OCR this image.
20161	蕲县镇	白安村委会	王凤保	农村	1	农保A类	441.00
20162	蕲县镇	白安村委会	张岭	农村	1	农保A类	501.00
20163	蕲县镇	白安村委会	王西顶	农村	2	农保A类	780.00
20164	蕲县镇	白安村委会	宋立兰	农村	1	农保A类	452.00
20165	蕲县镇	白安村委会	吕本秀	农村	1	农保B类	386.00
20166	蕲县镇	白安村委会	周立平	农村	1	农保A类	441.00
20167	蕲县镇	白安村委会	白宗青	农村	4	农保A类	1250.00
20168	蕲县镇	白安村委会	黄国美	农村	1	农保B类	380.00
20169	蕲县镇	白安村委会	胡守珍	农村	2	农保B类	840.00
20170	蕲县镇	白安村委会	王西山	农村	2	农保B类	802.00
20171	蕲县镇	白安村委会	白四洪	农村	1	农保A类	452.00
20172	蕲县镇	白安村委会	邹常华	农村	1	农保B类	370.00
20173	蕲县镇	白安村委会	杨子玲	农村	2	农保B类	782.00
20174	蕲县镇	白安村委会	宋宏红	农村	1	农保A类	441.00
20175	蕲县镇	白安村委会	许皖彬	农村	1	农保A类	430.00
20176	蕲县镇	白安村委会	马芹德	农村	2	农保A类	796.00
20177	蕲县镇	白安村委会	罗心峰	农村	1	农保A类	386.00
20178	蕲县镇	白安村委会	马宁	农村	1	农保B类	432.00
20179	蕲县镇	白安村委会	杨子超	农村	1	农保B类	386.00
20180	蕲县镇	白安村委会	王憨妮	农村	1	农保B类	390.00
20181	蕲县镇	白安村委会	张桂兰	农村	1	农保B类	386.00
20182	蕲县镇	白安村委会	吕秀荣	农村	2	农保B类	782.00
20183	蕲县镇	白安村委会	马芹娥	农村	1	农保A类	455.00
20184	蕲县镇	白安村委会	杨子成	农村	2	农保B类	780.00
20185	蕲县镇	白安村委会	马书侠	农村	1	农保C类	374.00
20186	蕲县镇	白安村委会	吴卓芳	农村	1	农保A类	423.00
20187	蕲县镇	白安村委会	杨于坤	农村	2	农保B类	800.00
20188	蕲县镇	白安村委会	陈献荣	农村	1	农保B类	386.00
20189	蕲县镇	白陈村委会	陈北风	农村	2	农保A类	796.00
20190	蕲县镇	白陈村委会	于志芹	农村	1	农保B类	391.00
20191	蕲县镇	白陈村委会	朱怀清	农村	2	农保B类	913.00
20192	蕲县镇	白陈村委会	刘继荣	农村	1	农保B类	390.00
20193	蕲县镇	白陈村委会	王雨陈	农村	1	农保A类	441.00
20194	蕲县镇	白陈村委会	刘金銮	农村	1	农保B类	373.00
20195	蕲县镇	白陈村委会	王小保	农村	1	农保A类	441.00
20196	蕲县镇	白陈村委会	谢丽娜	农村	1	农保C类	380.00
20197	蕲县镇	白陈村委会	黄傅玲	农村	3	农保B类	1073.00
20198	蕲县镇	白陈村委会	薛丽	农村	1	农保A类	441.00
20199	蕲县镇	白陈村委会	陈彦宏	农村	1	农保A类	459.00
::::::
- [WRITTEN PROBLEM] Take every line from the data above that holds "农保C类" and copy it out.

- [WRITTEN ANSWER]
20185	蕲县镇	白安村委会	马书侠	农村	1	农保C类	374.00
20196	蕲县镇	白陈村委会	谢丽娜	农村	1	农保C类	380.00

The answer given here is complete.